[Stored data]

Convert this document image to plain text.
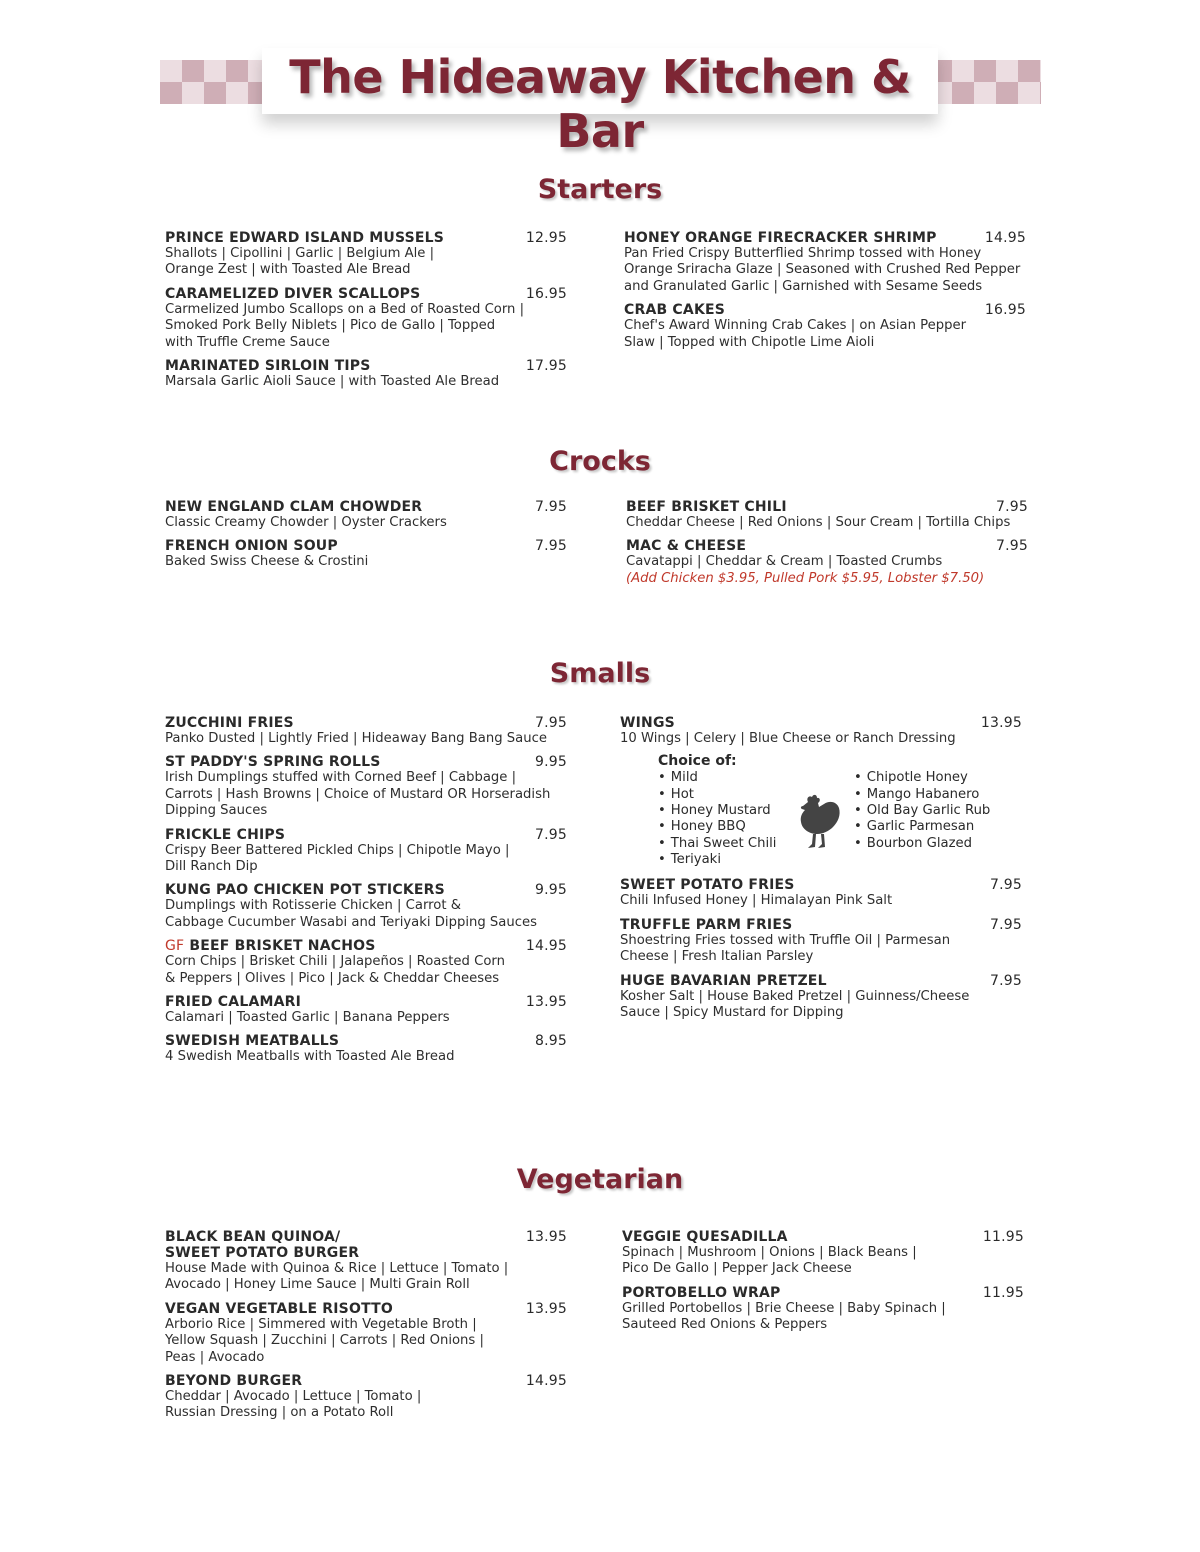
The Hideaway Kitchen & Bar
Starters
Crocks
Smalls
Vegetarian
PRINCE EDWARD ISLAND MUSSELS	12.95
Shallots | Cipollini | Garlic | Belgium Ale |
Orange Zest | with Toasted Ale Bread
CARAMELIZED DIVER SCALLOPS	16.95
Carmelized Jumbo Scallops on a Bed of Roasted Corn |
Smoked Pork Belly Niblets | Pico de Gallo | Topped
with Truffle Creme Sauce
MARINATED SIRLOIN TIPS	17.95
Marsala Garlic Aioli Sauce | with Toasted Ale Bread
HONEY ORANGE FIRECRACKER SHRIMP	14.95
Pan Fried Crispy Butterflied Shrimp tossed with Honey
Orange Sriracha Glaze | Seasoned with Crushed Red Pepper
and Granulated Garlic | Garnished with Sesame Seeds
CRAB CAKES	16.95
Chef's Award Winning Crab Cakes | on Asian Pepper
Slaw | Topped with Chipotle Lime Aioli
NEW ENGLAND CLAM CHOWDER	7.95
Classic Creamy Chowder | Oyster Crackers
FRENCH ONION SOUP	7.95
Baked Swiss Cheese & Crostini
BEEF BRISKET CHILI	7.95
Cheddar Cheese | Red Onions | Sour Cream | Tortilla Chips
MAC & CHEESE	7.95
Cavatappi | Cheddar & Cream | Toasted Crumbs
(Add Chicken $3.95, Pulled Pork $5.95, Lobster $7.50)
ZUCCHINI FRIES	7.95
Panko Dusted | Lightly Fried | Hideaway Bang Bang Sauce
ST PADDY'S SPRING ROLLS	9.95
Irish Dumplings stuffed with Corned Beef | Cabbage |
Carrots | Hash Browns | Choice of Mustard OR Horseradish
Dipping Sauces
FRICKLE CHIPS	7.95
Crispy Beer Battered Pickled Chips | Chipotle Mayo |
Dill Ranch Dip
KUNG PAO CHICKEN POT STICKERS	9.95
Dumplings with Rotisserie Chicken | Carrot &
Cabbage Cucumber Wasabi and Teriyaki Dipping Sauces
GF BEEF BRISKET NACHOS	14.95
Corn Chips | Brisket Chili | Jalapeños | Roasted Corn
& Peppers | Olives | Pico | Jack & Cheddar Cheeses
FRIED CALAMARI	13.95
Calamari | Toasted Garlic | Banana Peppers
SWEDISH MEATBALLS	8.95
4 Swedish Meatballs with Toasted Ale Bread
WINGS	13.95
10 Wings | Celery | Blue Cheese or Ranch Dressing
Choice of:
• Mild
• Hot
• Honey Mustard
• Honey BBQ
• Thai Sweet Chili
• Teriyaki
• Chipotle Honey
• Mango Habanero
• Old Bay Garlic Rub
• Garlic Parmesan
• Bourbon Glazed
SWEET POTATO FRIES	7.95
Chili Infused Honey | Himalayan Pink Salt
TRUFFLE PARM FRIES	7.95
Shoestring Fries tossed with Truffle Oil | Parmesan
Cheese | Fresh Italian Parsley
HUGE BAVARIAN PRETZEL	7.95
Kosher Salt | House Baked Pretzel | Guinness/Cheese
Sauce | Spicy Mustard for Dipping
BLACK BEAN QUINOA/	13.95
SWEET POTATO BURGER
House Made with Quinoa & Rice | Lettuce | Tomato |
Avocado | Honey Lime Sauce | Multi Grain Roll
VEGAN VEGETABLE RISOTTO	13.95
Arborio Rice | Simmered with Vegetable Broth |
Yellow Squash | Zucchini | Carrots | Red Onions |
Peas | Avocado
BEYOND BURGER	14.95
Cheddar | Avocado | Lettuce | Tomato |
Russian Dressing | on a Potato Roll
VEGGIE QUESADILLA	11.95
Spinach | Mushroom | Onions | Black Beans |
Pico De Gallo | Pepper Jack Cheese
PORTOBELLO WRAP	11.95
Grilled Portobellos | Brie Cheese | Baby Spinach |
Sauteed Red Onions & Peppers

◆ DIRECTIVE: Find the lines with the string "Cabbage" and reproduce them.

◆ RESULT FOR THIS EXERCISE:
Irish Dumplings stuffed with Corned Beef | Cabbage |
Cabbage Cucumber Wasabi and Teriyaki Dipping Sauces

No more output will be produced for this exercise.